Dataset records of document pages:
⟨

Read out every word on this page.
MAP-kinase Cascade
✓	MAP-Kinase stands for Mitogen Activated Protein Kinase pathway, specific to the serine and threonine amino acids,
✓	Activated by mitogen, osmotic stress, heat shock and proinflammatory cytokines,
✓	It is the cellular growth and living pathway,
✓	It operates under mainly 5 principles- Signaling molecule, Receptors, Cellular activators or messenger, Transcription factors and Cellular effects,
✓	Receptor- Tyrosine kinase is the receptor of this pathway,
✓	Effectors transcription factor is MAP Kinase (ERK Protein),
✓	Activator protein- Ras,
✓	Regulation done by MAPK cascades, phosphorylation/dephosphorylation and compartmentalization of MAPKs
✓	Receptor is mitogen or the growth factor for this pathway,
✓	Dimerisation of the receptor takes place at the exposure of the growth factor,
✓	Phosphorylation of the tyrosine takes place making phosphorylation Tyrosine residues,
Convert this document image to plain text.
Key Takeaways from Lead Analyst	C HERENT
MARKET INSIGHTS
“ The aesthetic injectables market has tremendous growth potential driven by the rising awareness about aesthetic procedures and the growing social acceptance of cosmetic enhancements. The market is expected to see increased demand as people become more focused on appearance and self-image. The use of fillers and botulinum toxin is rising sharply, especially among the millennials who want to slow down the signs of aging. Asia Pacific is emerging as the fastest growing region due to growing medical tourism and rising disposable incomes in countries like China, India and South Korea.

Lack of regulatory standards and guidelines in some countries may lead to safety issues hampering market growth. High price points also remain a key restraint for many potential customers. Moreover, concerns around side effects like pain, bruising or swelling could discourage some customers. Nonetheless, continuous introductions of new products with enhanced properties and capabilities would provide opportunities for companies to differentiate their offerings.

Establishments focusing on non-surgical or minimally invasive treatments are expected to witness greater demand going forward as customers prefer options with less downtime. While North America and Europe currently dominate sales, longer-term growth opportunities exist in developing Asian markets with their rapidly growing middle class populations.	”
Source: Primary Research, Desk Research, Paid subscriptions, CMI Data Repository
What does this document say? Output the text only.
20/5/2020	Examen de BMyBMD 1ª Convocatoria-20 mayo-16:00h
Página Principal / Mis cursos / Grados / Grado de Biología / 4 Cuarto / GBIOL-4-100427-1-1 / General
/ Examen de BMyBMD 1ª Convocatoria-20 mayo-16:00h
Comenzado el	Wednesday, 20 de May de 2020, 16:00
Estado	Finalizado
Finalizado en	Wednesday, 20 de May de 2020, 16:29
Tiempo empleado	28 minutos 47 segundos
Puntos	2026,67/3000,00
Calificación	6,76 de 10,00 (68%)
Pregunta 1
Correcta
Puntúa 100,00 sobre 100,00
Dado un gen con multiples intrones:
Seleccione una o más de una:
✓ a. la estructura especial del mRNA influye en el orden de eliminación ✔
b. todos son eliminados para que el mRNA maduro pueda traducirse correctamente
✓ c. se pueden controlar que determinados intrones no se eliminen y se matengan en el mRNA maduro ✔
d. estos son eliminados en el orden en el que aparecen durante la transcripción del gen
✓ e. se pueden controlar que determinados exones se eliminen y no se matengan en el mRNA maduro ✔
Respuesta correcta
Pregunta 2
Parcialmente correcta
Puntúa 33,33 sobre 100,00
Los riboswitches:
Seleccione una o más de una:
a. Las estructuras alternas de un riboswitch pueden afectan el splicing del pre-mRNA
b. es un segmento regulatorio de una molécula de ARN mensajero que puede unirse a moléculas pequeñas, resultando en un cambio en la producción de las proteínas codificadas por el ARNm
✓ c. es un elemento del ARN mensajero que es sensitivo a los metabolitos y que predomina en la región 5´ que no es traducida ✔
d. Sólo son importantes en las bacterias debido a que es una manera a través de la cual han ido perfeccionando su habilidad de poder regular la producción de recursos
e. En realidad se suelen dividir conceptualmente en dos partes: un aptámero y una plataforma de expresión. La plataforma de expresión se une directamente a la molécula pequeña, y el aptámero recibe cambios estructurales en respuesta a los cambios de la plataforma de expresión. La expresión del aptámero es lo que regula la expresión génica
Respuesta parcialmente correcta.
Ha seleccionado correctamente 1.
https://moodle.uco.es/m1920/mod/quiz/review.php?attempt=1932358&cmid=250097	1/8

⟩

#### YOUR ASSIGNMENT
Each line that has the word "place" counts once. How many such lines are in the data? Give the number alone.

#### EXERCISE RESPONSE
2